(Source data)
────────────────────────────────────────

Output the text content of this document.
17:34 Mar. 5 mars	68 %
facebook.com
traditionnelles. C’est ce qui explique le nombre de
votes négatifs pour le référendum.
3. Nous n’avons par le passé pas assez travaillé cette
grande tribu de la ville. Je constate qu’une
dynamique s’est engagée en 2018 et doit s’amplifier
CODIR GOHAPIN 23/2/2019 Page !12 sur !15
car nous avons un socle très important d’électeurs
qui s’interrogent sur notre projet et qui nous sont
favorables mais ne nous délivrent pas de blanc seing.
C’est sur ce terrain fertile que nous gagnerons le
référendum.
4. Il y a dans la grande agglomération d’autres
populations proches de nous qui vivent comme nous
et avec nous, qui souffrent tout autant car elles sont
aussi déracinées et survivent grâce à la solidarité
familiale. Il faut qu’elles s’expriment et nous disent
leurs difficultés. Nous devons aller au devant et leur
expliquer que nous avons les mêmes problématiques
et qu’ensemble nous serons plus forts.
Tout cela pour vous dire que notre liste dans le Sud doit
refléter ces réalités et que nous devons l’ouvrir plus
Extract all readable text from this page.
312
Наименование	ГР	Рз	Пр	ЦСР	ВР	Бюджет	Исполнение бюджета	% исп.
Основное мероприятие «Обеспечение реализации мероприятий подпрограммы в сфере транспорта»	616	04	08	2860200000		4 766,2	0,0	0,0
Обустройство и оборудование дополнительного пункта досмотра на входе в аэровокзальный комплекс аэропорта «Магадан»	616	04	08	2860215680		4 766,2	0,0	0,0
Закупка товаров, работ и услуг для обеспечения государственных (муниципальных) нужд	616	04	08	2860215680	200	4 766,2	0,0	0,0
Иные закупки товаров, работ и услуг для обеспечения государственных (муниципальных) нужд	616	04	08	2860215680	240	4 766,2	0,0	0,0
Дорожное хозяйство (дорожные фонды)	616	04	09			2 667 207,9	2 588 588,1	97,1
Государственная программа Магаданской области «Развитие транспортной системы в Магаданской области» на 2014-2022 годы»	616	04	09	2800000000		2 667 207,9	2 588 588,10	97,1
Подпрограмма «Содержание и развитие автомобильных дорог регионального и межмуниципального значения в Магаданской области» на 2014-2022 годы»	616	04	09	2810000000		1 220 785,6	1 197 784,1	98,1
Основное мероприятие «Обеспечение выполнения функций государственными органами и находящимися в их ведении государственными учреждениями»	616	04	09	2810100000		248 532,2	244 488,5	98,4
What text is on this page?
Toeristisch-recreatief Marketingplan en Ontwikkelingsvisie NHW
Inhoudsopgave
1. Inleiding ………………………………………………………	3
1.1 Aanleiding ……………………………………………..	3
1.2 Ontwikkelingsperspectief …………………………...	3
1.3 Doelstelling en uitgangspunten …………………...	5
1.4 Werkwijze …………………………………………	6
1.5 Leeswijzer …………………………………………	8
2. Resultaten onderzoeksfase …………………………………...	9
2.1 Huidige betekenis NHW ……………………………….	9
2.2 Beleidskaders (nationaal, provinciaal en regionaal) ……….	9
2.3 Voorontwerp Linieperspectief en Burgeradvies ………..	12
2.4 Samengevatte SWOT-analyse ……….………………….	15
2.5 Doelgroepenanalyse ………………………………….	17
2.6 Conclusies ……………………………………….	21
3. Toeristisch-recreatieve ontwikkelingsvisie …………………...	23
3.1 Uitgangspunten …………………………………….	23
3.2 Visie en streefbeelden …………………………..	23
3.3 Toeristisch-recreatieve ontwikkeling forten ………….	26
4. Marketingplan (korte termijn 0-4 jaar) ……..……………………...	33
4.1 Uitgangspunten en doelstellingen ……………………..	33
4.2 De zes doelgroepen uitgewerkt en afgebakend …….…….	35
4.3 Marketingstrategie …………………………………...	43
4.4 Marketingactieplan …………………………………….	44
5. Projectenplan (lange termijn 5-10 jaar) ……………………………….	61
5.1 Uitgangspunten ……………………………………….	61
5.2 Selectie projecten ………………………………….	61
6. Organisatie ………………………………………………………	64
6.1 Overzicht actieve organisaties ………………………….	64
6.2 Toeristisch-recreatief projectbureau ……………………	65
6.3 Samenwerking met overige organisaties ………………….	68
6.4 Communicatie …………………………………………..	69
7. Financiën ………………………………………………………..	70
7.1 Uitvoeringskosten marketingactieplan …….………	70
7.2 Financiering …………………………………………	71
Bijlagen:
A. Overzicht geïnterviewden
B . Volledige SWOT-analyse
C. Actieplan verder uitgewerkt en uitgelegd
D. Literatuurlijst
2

────────────────────────────────────────

* Requirement
Only lines with the word "обеспечения" should be collected from the material.

* Solution below
Закупка товаров, работ и услуг для обеспечения государственных (муниципальных) нужд	616	04	08	2860215680	200	4 766,2	0,0	0,0
Иные закупки товаров, работ и услуг для обеспечения государственных (муниципальных) нужд	616	04	08	2860215680	240	4 766,2	0,0	0,0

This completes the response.